___ Recorded data ___
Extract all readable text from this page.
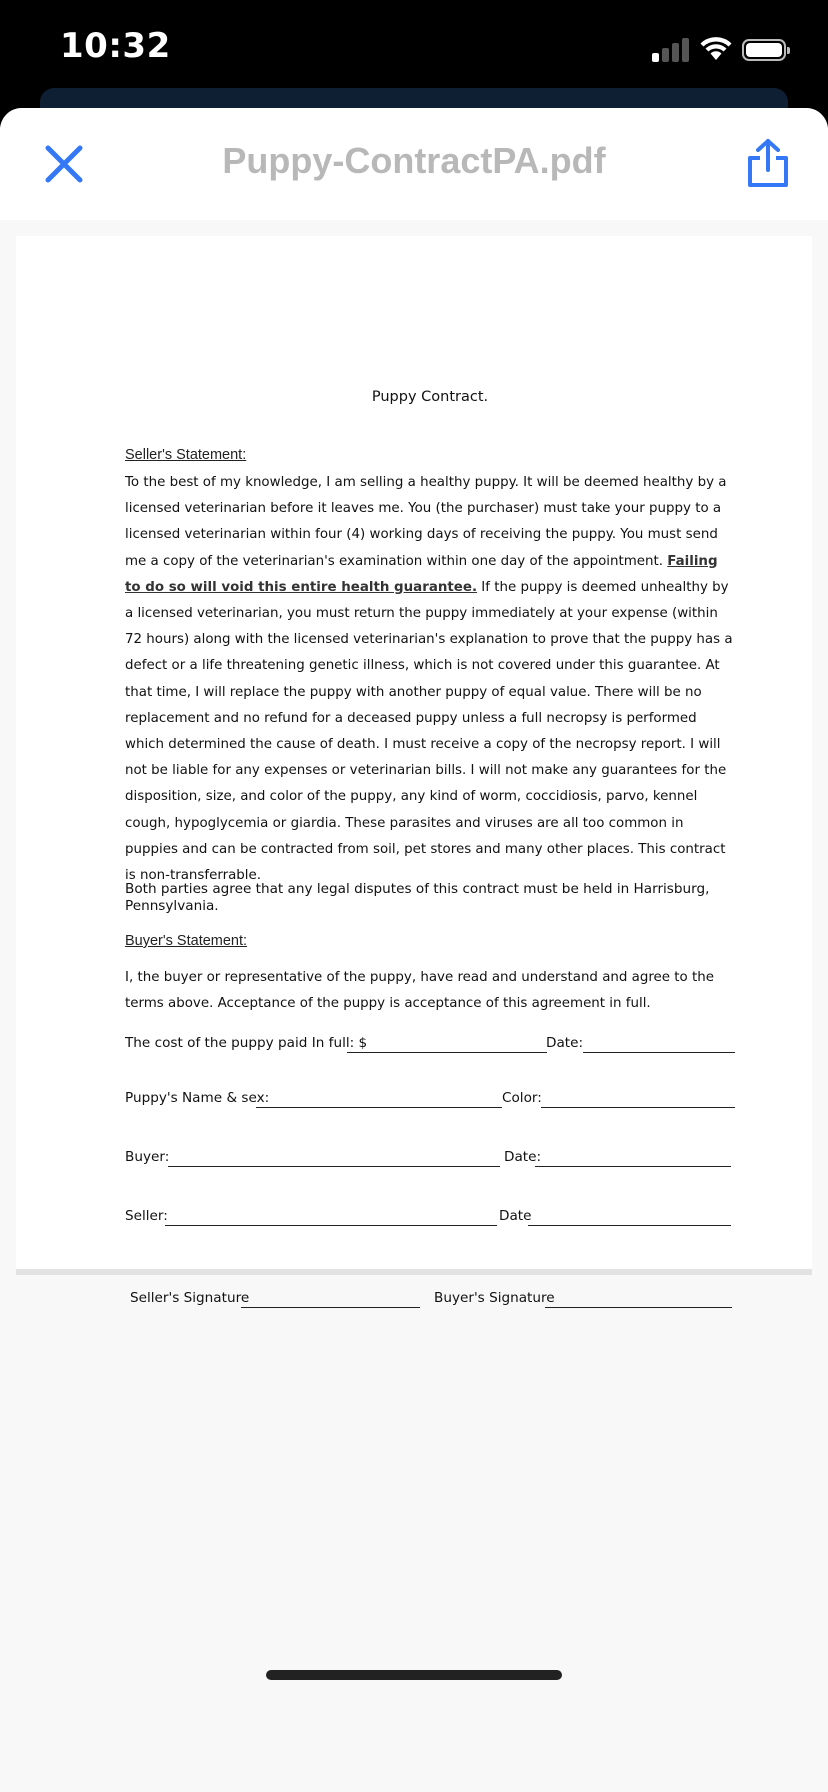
10:32
Puppy-ContractPA.pdf
Puppy Contract.
Seller's Statement:
To the best of my knowledge, I am selling a healthy puppy. It will be deemed healthy by a licensed veterinarian before it leaves me. You (the purchaser) must take your puppy to a licensed veterinarian within four (4) working days of receiving the puppy. You must send me a copy of the veterinarian's examination within one day of the appointment. Failing to do so will void this entire health guarantee. If the puppy is deemed unhealthy by a licensed veterinarian, you must return the puppy immediately at your expense (within 72 hours) along with the licensed veterinarian's explanation to prove that the puppy has a defect or a life threatening genetic illness, which is not covered under this guarantee. At that time, I will replace the puppy with another puppy of equal value. There will be no replacement and no refund for a deceased puppy unless a full necropsy is performed which determined the cause of death. I must receive a copy of the necropsy report. I will not be liable for any expenses or veterinarian bills. I will not make any guarantees for the disposition, size, and color of the puppy, any kind of worm, coccidiosis, parvo, kennel cough, hypoglycemia or giardia. These parasites and viruses are all too common in puppies and can be contracted from soil, pet stores and many other places. This contract is non-transferrable.
Both parties agree that any legal disputes of this contract must be held in Harrisburg, Pennsylvania.
Buyer's Statement:
I, the buyer or representative of the puppy, have read and understand and agree to the terms above. Acceptance of the puppy is acceptance of this agreement in full.
The cost of the puppy paid In full: $	Date:
Puppy's Name & sex:	Color:
Buyer:	Date:
Seller:	Date
Seller's Signature	Buyer's Signature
___
**Exercise objective**
Output the entries above exactly as given, but strip out the pictures.

**Solution to the exercise**
Extract all readable text from this page.
10:32
Puppy-ContractPA.pdf
Puppy Contract.
Seller's Statement:
To the best of my knowledge, I am selling a healthy puppy. It will be deemed healthy by a licensed veterinarian before it leaves me. You (the purchaser) must take your puppy to a licensed veterinarian within four (4) working days of receiving the puppy. You must send me a copy of the veterinarian's examination within one day of the appointment. Failing to do so will void this entire health guarantee. If the puppy is deemed unhealthy by a licensed veterinarian, you must return the puppy immediately at your expense (within 72 hours) along with the licensed veterinarian's explanation to prove that the puppy has a defect or a life threatening genetic illness, which is not covered under this guarantee. At that time, I will replace the puppy with another puppy of equal value. There will be no replacement and no refund for a deceased puppy unless a full necropsy is performed which determined the cause of death. I must receive a copy of the necropsy report. I will not be liable for any expenses or veterinarian bills. I will not make any guarantees for the disposition, size, and color of the puppy, any kind of worm, coccidiosis, parvo, kennel cough, hypoglycemia or giardia. These parasites and viruses are all too common in puppies and can be contracted from soil, pet stores and many other places. This contract is non-transferrable.
Both parties agree that any legal disputes of this contract must be held in Harrisburg, Pennsylvania.
Buyer's Statement:
I, the buyer or representative of the puppy, have read and understand and agree to the terms above. Acceptance of the puppy is acceptance of this agreement in full.
The cost of the puppy paid In full: $	Date:
Puppy's Name & sex:	Color:
Buyer:	Date:
Seller:	Date
Seller's Signature	Buyer's Signature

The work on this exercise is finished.